To do: Across the entries below, count the lines in which the word "name" occurs. Reply with the count alone.

Exercise input:
■ ■ ■ ■
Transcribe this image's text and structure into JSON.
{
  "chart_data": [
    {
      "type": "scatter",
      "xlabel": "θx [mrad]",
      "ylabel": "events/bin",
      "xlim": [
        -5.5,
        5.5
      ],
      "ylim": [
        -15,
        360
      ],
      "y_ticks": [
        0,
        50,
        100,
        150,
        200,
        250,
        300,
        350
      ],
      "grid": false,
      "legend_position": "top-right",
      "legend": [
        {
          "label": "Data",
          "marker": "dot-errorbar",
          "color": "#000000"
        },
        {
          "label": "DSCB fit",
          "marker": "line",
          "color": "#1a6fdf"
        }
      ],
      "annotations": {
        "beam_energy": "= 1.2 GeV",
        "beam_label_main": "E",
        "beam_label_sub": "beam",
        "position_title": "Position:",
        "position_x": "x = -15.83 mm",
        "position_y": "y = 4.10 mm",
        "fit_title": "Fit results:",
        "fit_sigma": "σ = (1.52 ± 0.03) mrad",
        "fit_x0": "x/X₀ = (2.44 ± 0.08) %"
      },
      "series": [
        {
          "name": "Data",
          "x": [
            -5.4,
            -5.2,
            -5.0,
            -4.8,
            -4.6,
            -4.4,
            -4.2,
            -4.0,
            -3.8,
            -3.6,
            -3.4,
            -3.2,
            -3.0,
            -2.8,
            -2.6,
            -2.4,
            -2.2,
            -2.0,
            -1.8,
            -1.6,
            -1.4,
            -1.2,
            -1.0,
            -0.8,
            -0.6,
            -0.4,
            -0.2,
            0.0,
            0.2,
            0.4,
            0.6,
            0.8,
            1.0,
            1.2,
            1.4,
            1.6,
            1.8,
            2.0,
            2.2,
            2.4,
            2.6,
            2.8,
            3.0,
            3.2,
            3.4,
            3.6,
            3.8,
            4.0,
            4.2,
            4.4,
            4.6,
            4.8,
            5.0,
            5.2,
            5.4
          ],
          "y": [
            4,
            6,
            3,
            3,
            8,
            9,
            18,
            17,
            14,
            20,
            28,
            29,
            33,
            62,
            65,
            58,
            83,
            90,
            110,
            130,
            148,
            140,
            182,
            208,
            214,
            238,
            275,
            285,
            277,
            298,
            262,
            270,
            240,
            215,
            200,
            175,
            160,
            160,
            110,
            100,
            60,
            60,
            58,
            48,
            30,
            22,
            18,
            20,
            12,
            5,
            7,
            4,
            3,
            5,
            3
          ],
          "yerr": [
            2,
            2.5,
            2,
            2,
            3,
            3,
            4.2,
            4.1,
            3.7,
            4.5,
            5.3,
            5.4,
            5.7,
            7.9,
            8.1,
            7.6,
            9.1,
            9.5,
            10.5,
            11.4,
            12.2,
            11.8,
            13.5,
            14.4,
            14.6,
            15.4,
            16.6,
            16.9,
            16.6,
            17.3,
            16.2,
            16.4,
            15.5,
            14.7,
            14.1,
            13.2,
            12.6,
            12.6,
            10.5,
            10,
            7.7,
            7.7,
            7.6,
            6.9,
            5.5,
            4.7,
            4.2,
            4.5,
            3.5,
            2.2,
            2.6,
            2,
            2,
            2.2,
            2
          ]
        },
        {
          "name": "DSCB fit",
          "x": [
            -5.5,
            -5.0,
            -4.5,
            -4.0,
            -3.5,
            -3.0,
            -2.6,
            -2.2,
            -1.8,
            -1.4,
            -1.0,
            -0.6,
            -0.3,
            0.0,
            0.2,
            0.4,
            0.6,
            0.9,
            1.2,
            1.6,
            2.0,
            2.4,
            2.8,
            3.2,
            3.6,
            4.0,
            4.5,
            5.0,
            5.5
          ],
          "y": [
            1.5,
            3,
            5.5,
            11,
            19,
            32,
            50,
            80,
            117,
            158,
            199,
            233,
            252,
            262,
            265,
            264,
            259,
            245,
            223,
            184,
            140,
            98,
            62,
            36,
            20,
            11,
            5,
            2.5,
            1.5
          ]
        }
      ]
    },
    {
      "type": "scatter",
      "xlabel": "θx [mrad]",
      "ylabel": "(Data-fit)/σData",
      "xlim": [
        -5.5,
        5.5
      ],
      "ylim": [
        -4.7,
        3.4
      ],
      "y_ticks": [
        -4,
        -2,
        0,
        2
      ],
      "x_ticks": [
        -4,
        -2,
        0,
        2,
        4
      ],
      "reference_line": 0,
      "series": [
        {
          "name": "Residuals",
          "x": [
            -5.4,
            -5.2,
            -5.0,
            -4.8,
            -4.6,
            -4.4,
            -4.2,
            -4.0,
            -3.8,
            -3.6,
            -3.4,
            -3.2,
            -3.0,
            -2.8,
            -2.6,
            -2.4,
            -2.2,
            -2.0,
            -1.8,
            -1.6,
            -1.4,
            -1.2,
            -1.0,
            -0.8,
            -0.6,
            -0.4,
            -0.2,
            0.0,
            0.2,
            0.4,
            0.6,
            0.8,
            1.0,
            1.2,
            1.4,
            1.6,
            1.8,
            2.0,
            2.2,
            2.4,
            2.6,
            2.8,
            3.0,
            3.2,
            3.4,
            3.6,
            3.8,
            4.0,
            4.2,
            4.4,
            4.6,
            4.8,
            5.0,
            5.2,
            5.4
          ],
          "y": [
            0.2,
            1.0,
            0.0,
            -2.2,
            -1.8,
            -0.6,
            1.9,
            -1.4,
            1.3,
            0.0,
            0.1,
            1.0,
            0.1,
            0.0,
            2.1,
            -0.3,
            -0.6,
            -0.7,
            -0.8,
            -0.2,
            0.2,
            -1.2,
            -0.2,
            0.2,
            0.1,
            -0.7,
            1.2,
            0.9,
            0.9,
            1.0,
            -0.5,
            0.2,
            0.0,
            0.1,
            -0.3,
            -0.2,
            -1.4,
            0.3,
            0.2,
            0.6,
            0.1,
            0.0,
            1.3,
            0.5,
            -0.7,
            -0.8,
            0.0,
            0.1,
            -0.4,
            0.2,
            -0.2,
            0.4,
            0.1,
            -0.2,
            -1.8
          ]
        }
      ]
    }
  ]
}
■ ■ ■ ■
Completed exercise: 3